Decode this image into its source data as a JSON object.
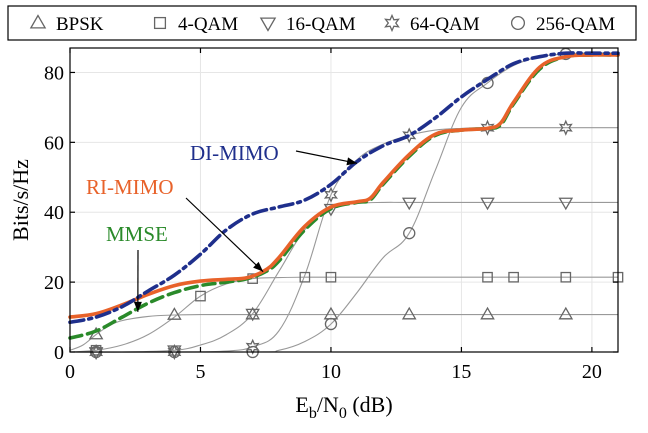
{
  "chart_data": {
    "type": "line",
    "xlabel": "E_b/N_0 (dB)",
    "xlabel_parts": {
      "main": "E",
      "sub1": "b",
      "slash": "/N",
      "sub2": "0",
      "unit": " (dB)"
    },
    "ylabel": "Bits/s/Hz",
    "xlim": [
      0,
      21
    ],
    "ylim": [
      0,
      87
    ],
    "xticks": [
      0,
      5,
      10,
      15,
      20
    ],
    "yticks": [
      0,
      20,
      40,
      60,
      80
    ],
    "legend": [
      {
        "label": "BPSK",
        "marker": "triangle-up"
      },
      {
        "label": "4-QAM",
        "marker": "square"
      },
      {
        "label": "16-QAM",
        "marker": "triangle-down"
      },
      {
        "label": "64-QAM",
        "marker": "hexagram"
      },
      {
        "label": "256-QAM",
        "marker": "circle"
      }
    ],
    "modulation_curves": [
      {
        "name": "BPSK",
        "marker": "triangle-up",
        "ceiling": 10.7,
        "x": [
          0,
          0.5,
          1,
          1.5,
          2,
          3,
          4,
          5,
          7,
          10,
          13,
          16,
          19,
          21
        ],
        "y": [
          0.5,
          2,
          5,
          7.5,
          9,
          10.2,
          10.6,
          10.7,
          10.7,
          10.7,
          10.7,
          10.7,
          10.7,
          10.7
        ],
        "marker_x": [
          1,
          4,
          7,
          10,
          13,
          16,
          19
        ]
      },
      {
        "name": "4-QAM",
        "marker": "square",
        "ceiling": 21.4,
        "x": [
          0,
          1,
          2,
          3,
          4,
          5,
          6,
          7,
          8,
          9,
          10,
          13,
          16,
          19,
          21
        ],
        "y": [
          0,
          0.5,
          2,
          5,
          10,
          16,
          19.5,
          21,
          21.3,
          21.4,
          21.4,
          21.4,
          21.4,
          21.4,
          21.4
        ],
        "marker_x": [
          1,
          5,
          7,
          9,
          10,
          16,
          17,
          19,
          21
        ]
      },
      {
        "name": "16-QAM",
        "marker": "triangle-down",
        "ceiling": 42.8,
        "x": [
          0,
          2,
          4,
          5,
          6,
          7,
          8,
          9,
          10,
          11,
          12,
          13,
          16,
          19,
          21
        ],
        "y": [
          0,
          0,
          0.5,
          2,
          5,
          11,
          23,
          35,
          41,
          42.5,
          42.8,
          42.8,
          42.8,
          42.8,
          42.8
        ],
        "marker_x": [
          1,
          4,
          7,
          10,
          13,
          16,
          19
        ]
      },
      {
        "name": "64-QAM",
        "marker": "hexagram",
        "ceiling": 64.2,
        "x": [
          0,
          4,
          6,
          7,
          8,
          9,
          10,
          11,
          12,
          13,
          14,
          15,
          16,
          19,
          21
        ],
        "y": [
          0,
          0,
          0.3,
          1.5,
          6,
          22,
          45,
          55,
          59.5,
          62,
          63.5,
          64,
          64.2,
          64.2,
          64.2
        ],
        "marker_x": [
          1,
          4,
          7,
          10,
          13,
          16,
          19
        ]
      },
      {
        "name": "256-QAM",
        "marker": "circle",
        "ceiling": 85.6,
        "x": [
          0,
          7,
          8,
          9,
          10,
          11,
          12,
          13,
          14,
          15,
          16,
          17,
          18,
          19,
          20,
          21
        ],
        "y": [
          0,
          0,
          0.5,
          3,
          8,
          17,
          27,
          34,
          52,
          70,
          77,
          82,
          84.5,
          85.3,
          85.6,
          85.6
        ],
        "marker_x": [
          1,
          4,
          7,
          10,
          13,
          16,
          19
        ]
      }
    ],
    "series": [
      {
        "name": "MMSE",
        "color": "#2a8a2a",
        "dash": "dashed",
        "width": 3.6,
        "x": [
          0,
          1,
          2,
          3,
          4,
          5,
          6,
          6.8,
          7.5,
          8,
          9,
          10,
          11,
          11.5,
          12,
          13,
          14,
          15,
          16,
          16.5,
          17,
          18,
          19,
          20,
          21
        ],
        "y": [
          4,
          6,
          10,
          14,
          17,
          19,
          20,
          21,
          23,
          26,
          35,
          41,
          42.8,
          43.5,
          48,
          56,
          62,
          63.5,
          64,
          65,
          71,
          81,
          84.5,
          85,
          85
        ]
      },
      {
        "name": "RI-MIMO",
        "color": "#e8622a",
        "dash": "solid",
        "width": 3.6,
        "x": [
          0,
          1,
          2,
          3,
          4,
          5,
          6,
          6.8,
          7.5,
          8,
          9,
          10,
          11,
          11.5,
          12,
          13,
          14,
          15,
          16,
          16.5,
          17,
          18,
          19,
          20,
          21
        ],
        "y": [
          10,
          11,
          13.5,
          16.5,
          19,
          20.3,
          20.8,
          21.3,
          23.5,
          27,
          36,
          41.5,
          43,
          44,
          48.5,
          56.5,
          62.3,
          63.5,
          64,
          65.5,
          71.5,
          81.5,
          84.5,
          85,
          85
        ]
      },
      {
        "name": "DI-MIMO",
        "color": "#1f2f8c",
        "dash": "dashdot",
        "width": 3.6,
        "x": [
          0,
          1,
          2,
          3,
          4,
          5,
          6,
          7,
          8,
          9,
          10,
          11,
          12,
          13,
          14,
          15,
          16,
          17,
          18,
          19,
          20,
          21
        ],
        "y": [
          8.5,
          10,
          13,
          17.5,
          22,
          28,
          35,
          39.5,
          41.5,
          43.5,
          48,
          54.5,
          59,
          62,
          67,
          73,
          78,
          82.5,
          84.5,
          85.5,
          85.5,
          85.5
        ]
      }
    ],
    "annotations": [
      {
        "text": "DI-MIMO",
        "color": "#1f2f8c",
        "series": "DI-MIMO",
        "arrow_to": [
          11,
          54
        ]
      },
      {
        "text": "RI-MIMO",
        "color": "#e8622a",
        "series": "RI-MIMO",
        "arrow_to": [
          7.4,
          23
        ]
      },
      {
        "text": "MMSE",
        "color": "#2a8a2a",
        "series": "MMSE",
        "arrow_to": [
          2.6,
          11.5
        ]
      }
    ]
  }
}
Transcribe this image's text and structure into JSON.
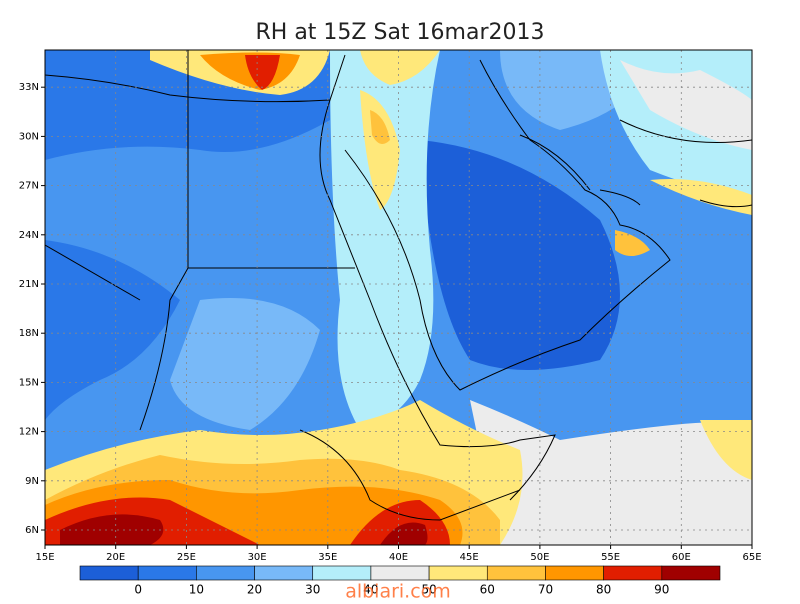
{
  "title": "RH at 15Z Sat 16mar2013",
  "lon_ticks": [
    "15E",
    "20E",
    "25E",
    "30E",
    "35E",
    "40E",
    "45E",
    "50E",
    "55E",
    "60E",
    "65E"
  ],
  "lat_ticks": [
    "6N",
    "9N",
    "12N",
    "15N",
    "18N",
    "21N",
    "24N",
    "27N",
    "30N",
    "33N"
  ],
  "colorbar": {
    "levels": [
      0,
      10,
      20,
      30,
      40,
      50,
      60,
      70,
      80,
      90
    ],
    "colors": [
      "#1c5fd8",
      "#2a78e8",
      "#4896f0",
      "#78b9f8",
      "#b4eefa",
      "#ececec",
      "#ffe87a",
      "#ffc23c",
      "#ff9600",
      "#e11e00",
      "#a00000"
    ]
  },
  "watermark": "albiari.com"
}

*EXERCISE TASK*. Give the number of lines in the listing above that contain "image", and nothing else.

*RESULT BELOW*. 2